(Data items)
——————————
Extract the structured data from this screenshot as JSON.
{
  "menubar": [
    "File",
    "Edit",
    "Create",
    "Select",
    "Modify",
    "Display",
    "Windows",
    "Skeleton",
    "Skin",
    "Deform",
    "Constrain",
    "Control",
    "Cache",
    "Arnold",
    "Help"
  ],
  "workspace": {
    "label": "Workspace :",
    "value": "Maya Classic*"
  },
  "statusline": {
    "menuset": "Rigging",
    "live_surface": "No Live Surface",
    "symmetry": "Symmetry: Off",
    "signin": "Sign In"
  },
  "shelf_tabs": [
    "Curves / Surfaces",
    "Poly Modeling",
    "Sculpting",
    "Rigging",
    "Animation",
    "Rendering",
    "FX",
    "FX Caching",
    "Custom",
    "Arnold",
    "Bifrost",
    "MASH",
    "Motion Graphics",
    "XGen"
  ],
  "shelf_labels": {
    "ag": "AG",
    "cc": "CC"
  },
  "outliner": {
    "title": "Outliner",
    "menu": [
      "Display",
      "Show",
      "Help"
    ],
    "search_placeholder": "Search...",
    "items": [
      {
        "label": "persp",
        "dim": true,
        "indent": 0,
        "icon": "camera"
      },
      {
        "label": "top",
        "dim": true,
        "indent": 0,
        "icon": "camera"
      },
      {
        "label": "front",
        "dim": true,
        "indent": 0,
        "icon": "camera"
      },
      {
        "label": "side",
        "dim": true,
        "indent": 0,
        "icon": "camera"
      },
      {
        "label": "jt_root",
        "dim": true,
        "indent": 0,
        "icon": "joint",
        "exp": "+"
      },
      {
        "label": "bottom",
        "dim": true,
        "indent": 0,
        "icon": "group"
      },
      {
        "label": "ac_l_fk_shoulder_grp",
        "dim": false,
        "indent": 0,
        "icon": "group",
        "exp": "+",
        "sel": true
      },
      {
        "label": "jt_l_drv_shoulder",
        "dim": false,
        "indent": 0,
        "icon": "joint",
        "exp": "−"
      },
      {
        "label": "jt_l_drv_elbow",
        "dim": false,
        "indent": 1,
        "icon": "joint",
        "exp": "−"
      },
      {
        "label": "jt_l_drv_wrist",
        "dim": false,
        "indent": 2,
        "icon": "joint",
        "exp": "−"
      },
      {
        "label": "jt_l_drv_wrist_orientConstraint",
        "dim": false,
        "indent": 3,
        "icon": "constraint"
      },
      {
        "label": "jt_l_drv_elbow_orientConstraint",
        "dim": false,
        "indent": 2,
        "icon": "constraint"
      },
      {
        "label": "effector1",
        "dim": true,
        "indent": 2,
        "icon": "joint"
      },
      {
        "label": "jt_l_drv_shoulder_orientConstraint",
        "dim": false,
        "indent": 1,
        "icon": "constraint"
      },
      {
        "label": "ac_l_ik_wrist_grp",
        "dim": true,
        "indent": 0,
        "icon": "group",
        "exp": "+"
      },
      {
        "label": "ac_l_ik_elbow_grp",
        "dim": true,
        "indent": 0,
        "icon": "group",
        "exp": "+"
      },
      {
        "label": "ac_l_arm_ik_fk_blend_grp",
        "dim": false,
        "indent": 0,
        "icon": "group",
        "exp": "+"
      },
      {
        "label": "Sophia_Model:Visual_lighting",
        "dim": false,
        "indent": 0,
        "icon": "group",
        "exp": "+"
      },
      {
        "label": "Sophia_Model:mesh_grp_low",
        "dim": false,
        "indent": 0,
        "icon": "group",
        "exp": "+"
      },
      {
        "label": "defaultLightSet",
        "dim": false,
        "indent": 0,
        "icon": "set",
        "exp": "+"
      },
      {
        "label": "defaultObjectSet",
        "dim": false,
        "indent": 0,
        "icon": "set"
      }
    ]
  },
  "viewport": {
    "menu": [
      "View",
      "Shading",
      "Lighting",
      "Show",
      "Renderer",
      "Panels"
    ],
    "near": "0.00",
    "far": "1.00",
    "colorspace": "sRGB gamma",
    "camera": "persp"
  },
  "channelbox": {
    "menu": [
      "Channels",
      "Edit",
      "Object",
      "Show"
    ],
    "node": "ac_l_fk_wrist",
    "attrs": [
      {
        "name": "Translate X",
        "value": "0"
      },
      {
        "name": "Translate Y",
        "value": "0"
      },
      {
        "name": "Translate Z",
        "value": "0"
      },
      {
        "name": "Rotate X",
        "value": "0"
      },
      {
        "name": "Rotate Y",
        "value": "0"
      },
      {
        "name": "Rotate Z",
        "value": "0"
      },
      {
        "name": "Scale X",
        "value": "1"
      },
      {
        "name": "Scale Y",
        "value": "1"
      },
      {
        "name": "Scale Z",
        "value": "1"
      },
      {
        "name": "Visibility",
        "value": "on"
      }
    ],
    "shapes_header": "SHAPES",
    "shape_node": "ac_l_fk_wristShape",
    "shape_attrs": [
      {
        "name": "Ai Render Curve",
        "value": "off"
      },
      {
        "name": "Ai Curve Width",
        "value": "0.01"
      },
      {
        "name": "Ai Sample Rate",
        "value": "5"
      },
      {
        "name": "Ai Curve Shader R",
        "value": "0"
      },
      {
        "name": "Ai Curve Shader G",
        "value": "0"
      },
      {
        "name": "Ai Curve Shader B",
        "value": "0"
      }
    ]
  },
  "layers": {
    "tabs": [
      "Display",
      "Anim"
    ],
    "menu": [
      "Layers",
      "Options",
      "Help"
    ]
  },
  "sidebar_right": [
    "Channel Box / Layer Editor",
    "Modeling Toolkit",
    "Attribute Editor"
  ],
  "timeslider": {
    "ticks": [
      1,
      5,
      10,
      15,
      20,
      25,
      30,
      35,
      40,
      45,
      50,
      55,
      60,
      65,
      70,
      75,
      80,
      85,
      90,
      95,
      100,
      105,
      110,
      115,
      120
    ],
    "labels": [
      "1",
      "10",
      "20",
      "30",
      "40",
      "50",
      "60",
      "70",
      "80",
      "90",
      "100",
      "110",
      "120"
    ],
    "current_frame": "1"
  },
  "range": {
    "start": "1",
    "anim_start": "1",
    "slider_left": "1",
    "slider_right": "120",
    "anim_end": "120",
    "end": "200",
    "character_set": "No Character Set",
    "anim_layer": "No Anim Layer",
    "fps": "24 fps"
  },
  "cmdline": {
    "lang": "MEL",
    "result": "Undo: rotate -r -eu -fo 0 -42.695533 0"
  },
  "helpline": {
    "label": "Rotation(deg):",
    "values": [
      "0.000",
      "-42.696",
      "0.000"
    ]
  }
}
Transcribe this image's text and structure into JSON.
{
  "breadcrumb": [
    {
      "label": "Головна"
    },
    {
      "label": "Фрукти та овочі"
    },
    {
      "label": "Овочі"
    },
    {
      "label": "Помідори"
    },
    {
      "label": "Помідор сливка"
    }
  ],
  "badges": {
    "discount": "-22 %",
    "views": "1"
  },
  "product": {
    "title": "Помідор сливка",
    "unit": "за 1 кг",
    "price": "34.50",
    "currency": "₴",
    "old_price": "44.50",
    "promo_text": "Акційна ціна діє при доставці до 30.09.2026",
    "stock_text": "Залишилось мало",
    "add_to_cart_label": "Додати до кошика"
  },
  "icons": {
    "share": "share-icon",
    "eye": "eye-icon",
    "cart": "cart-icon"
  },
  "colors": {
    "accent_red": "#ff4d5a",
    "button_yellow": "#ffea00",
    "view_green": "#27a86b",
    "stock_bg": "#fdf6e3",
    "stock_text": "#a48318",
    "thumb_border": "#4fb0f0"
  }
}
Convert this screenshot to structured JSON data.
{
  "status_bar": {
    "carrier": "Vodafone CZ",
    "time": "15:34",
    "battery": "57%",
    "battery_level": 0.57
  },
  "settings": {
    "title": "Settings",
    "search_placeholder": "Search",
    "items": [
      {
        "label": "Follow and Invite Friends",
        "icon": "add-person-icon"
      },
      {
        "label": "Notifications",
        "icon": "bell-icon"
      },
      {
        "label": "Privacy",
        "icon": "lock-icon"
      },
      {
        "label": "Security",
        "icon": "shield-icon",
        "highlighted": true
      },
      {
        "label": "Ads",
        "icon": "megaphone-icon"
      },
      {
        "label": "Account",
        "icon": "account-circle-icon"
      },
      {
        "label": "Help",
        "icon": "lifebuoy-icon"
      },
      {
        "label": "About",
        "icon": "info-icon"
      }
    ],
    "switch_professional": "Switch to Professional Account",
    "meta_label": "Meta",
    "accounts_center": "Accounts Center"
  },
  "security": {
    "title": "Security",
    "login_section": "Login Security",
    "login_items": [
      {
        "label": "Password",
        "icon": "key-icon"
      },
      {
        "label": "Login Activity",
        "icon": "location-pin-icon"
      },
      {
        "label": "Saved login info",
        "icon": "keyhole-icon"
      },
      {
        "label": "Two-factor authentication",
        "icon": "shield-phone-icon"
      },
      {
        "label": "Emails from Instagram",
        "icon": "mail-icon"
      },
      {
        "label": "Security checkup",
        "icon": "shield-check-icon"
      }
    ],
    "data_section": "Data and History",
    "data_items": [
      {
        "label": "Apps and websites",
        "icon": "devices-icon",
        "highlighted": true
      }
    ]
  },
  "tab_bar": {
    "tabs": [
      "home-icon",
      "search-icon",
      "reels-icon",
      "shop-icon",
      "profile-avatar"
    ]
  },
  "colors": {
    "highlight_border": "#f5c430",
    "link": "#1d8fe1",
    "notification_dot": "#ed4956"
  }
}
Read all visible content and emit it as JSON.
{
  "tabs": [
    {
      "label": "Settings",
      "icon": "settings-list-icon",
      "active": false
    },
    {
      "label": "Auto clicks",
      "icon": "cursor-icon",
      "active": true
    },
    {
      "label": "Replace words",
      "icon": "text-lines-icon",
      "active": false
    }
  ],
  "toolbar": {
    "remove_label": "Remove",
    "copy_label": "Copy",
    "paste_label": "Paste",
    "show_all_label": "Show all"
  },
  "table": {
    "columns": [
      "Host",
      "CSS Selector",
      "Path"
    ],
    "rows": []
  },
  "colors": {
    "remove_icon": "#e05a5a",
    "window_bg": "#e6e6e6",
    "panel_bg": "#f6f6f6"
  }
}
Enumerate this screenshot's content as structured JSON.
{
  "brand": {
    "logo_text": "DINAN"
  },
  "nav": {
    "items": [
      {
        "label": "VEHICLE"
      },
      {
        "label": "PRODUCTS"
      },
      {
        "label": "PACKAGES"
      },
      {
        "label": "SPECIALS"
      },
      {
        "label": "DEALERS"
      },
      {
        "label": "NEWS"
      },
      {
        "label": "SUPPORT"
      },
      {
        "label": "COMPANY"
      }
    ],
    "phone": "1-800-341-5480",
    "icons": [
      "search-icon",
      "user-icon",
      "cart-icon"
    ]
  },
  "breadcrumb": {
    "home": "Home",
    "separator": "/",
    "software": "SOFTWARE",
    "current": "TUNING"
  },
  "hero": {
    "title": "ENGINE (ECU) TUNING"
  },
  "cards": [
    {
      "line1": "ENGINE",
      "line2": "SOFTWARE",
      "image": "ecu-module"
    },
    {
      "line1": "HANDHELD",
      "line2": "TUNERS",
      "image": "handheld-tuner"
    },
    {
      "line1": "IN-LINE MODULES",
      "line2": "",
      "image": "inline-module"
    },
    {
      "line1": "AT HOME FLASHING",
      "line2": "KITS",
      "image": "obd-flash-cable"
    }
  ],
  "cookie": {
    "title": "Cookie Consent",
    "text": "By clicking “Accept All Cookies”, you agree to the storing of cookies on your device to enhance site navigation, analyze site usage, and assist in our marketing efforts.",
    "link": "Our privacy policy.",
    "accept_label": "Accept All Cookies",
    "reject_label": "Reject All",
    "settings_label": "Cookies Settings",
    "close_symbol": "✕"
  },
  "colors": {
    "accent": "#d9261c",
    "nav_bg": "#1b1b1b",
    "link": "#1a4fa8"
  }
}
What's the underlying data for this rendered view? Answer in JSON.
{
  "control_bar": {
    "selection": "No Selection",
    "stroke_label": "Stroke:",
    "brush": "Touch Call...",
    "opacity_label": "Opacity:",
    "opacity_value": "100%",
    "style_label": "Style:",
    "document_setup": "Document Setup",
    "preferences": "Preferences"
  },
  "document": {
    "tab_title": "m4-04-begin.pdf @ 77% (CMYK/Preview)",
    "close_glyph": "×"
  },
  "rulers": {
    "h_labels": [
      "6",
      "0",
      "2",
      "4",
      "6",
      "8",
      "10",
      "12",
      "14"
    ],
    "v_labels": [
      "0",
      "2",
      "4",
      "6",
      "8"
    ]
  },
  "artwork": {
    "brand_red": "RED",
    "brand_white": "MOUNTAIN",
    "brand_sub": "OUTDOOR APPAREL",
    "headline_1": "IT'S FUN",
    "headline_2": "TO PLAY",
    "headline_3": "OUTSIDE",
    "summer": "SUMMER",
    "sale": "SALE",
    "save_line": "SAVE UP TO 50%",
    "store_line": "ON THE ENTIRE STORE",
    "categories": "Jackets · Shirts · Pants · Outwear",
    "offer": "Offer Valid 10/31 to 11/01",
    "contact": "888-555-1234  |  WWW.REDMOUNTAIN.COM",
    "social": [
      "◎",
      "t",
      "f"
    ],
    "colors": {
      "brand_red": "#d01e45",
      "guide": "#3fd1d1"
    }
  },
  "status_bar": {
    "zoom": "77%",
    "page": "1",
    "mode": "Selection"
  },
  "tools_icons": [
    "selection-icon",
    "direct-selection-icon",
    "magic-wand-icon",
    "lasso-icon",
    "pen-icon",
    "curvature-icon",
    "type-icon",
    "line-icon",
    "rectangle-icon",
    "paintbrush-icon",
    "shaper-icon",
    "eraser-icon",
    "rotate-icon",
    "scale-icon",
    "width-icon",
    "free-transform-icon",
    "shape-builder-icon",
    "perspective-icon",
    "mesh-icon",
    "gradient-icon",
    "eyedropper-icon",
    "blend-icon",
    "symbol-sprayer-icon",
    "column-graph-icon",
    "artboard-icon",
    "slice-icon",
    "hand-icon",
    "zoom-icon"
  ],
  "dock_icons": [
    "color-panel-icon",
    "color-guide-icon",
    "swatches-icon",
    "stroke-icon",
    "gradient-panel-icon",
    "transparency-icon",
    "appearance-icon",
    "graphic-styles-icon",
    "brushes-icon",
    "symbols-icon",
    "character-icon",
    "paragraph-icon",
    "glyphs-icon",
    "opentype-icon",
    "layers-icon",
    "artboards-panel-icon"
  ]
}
——————————
- THE TASK -
Where a line above contains the word "image", copy that line.

- FULL SOLUTION -
Transcribe this image's text and structure into JSON.
      "image": "ecu-module"
      "image": "handheld-tuner"
      "image": "inline-module"
      "image": "obd-flash-cable"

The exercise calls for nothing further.